> **WORK TO DO**:
Write out each record below exactly as it appears, with no pictures.

> **SUPPLIED DATA**:
▬▬▬

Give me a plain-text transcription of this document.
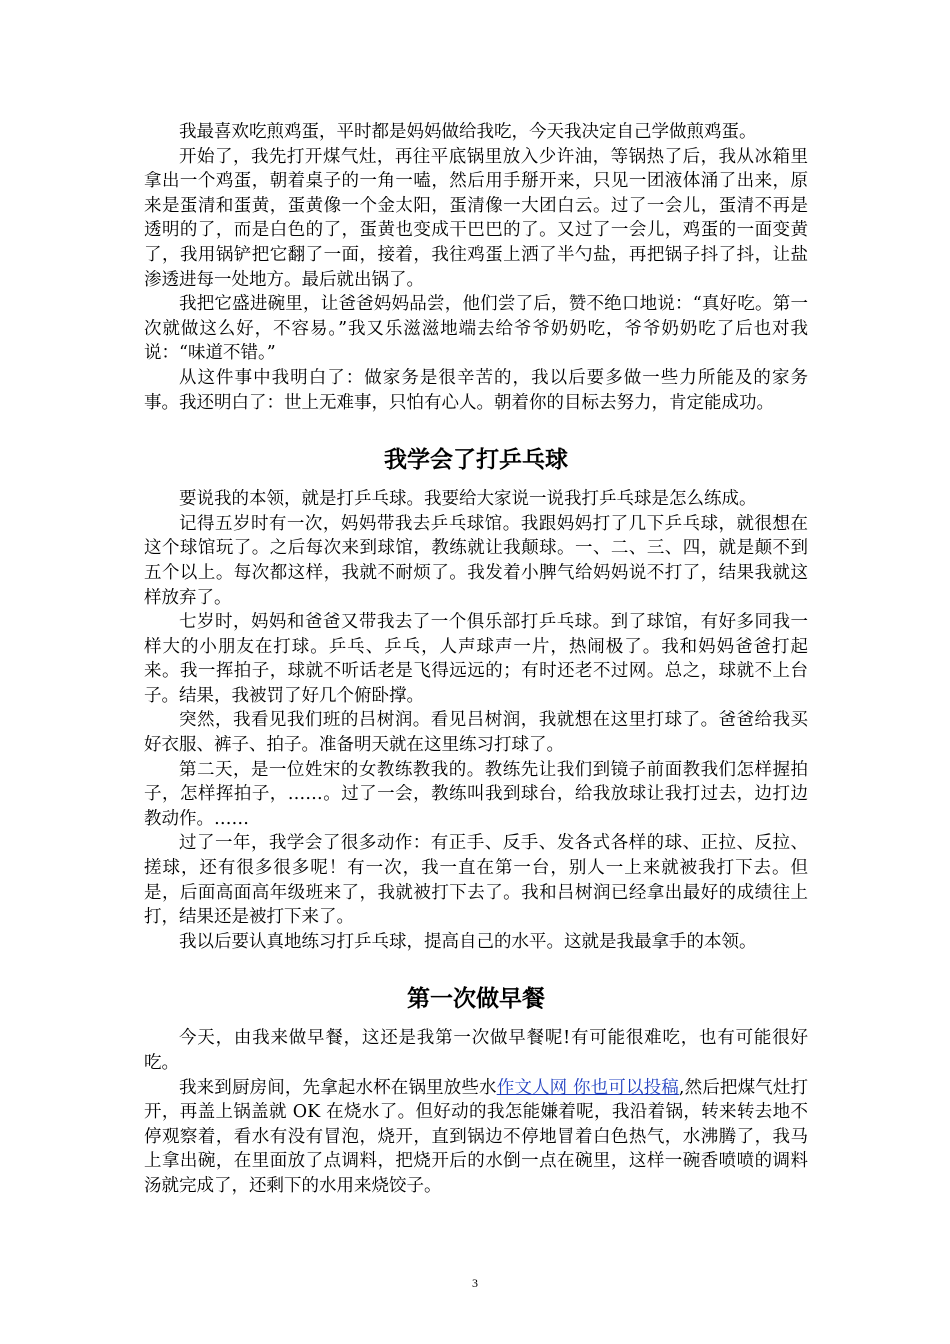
我最喜欢吃煎鸡蛋，平时都是妈妈做给我吃，今天我决定自己学做煎鸡蛋。

开始了，我先打开煤气灶，再往平底锅里放入少许油，等锅热了后，我从冰箱里拿出一个鸡蛋，朝着桌子的一角一嗑，然后用手掰开来，只见一团液体涌了出来，原来是蛋清和蛋黄，蛋黄像一个金太阳，蛋清像一大团白云。过了一会儿，蛋清不再是透明的了，而是白色的了，蛋黄也变成干巴巴的了。又过了一会儿，鸡蛋的一面变黄了，我用锅铲把它翻了一面，接着，我往鸡蛋上洒了半勺盐，再把锅子抖了抖，让盐渗透进每一处地方。最后就出锅了。

我把它盛进碗里，让爸爸妈妈品尝，他们尝了后，赞不绝口地说：“真好吃。第一次就做这么好，不容易。”我又乐滋滋地端去给爷爷奶奶吃，爷爷奶奶吃了后也对我说：“味道不错。”

从这件事中我明白了：做家务是很辛苦的，我以后要多做一些力所能及的家务事。我还明白了：世上无难事，只怕有心人。朝着你的目标去努力，肯定能成功。

我学会了打乒乓球

要说我的本领，就是打乒乓球。我要给大家说一说我打乒乓球是怎么练成。

记得五岁时有一次，妈妈带我去乒乓球馆。我跟妈妈打了几下乒乓球，就很想在这个球馆玩了。之后每次来到球馆，教练就让我颠球。一、二、三、四，就是颠不到五个以上。每次都这样，我就不耐烦了。我发着小脾气给妈妈说不打了，结果我就这样放弃了。

七岁时，妈妈和爸爸又带我去了一个俱乐部打乒乓球。到了球馆，有好多同我一样大的小朋友在打球。乒乓、乒乓，人声球声一片，热闹极了。我和妈妈爸爸打起来。我一挥拍子，球就不听话老是飞得远远的；有时还老不过网。总之，球就不上台子。结果，我被罚了好几个俯卧撑。

突然，我看见我们班的吕树润。看见吕树润，我就想在这里打球了。爸爸给我买好衣服、裤子、拍子。准备明天就在这里练习打球了。

第二天，是一位姓宋的女教练教我的。教练先让我们到镜子前面教我们怎样握拍子，怎样挥拍子，……。过了一会，教练叫我到球台，给我放球让我打过去，边打边教动作。……

过了一年，我学会了很多动作：有正手、反手、发各式各样的球、正拉、反拉、搓球，还有很多很多呢！有一次，我一直在第一台，别人一上来就被我打下去。但是，后面高面高年级班来了，我就被打下去了。我和吕树润已经拿出最好的成绩往上打，结果还是被打下来了。

我以后要认真地练习打乒乓球，提高自己的水平。这就是我最拿手的本领。

第一次做早餐

今天，由我来做早餐，这还是我第一次做早餐呢!有可能很难吃，也有可能很好吃。

我来到厨房间，先拿起水杯在锅里放些水作文人网 你也可以投稿,然后把煤气灶打开，再盖上锅盖就 OK 在烧水了。但好动的我怎能嫌着呢，我沿着锅，转来转去地不停观察着，看水有没有冒泡，烧开，直到锅边不停地冒着白色热气，水沸腾了，我马上拿出碗，在里面放了点调料，把烧开后的水倒一点在碗里，这样一碗香喷喷的调料汤就完成了，还剩下的水用来烧饺子。

3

▬▬▬

> **ANSWER TO THIS EXERCISE**:
Give me a plain-text transcription of this document.
我最喜欢吃煎鸡蛋，平时都是妈妈做给我吃，今天我决定自己学做煎鸡蛋。

开始了，我先打开煤气灶，再往平底锅里放入少许油，等锅热了后，我从冰箱里拿出一个鸡蛋，朝着桌子的一角一嗑，然后用手掰开来，只见一团液体涌了出来，原来是蛋清和蛋黄，蛋黄像一个金太阳，蛋清像一大团白云。过了一会儿，蛋清不再是透明的了，而是白色的了，蛋黄也变成干巴巴的了。又过了一会儿，鸡蛋的一面变黄了，我用锅铲把它翻了一面，接着，我往鸡蛋上洒了半勺盐，再把锅子抖了抖，让盐渗透进每一处地方。最后就出锅了。

我把它盛进碗里，让爸爸妈妈品尝，他们尝了后，赞不绝口地说：“真好吃。第一次就做这么好，不容易。”我又乐滋滋地端去给爷爷奶奶吃，爷爷奶奶吃了后也对我说：“味道不错。”

从这件事中我明白了：做家务是很辛苦的，我以后要多做一些力所能及的家务事。我还明白了：世上无难事，只怕有心人。朝着你的目标去努力，肯定能成功。

我学会了打乒乓球

要说我的本领，就是打乒乓球。我要给大家说一说我打乒乓球是怎么练成。

记得五岁时有一次，妈妈带我去乒乓球馆。我跟妈妈打了几下乒乓球，就很想在这个球馆玩了。之后每次来到球馆，教练就让我颠球。一、二、三、四，就是颠不到五个以上。每次都这样，我就不耐烦了。我发着小脾气给妈妈说不打了，结果我就这样放弃了。

七岁时，妈妈和爸爸又带我去了一个俱乐部打乒乓球。到了球馆，有好多同我一样大的小朋友在打球。乒乓、乒乓，人声球声一片，热闹极了。我和妈妈爸爸打起来。我一挥拍子，球就不听话老是飞得远远的；有时还老不过网。总之，球就不上台子。结果，我被罚了好几个俯卧撑。

突然，我看见我们班的吕树润。看见吕树润，我就想在这里打球了。爸爸给我买好衣服、裤子、拍子。准备明天就在这里练习打球了。

第二天，是一位姓宋的女教练教我的。教练先让我们到镜子前面教我们怎样握拍子，怎样挥拍子，……。过了一会，教练叫我到球台，给我放球让我打过去，边打边教动作。……

过了一年，我学会了很多动作：有正手、反手、发各式各样的球、正拉、反拉、搓球，还有很多很多呢！有一次，我一直在第一台，别人一上来就被我打下去。但是，后面高面高年级班来了，我就被打下去了。我和吕树润已经拿出最好的成绩往上打，结果还是被打下来了。

我以后要认真地练习打乒乓球，提高自己的水平。这就是我最拿手的本领。

第一次做早餐

今天，由我来做早餐，这还是我第一次做早餐呢!有可能很难吃，也有可能很好吃。

我来到厨房间，先拿起水杯在锅里放些水作文人网 你也可以投稿,然后把煤气灶打开，再盖上锅盖就 OK 在烧水了。但好动的我怎能嫌着呢，我沿着锅，转来转去地不停观察着，看水有没有冒泡，烧开，直到锅边不停地冒着白色热气，水沸腾了，我马上拿出碗，在里面放了点调料，把烧开后的水倒一点在碗里，这样一碗香喷喷的调料汤就完成了，还剩下的水用来烧饺子。

3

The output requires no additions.